Given task |
Locate each line in the records below that contains the word "Челябинская", and copy every one of those lines.
>> BEGIN Provided entries
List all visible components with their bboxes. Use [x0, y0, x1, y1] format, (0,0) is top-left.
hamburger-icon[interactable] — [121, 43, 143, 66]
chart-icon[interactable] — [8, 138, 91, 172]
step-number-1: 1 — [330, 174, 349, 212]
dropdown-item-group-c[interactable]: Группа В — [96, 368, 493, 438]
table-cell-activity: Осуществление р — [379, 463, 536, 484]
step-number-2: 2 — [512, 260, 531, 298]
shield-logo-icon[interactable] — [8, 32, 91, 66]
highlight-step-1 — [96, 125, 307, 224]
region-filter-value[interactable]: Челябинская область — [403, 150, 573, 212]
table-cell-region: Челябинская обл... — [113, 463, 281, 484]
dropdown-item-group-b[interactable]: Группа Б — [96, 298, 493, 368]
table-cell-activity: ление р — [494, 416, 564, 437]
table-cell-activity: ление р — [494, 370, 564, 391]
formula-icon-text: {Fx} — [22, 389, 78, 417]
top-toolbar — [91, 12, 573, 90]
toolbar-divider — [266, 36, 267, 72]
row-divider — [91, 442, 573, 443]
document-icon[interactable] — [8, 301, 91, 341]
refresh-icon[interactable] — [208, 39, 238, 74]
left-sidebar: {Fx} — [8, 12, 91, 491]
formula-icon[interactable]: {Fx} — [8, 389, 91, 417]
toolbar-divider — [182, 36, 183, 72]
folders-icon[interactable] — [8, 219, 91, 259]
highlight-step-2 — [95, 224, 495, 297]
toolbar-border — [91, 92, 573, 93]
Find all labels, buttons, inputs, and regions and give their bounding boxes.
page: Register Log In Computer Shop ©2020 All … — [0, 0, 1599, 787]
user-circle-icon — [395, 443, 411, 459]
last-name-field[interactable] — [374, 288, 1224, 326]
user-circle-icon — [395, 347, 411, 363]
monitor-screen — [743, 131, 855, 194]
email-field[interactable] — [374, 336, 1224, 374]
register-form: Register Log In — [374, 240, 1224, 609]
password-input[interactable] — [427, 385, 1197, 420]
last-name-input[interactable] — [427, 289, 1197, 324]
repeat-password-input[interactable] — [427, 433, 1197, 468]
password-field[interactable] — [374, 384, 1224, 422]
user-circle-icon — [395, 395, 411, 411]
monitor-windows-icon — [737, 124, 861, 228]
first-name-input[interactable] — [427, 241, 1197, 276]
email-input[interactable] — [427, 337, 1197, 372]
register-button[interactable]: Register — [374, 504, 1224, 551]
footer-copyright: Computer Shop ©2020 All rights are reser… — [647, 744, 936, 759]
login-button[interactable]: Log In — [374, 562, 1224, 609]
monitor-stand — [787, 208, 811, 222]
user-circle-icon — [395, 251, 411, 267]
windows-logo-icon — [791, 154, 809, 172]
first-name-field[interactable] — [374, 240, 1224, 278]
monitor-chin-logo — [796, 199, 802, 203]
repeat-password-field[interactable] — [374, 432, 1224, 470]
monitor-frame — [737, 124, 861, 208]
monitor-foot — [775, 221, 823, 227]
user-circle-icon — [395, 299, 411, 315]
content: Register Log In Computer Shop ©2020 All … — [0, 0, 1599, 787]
>> END Provided entries
Task answer |
region-filter-value[interactable]: Челябинская область — [403, 150, 573, 212]
table-cell-region: Челябинская обл... — [113, 463, 281, 484]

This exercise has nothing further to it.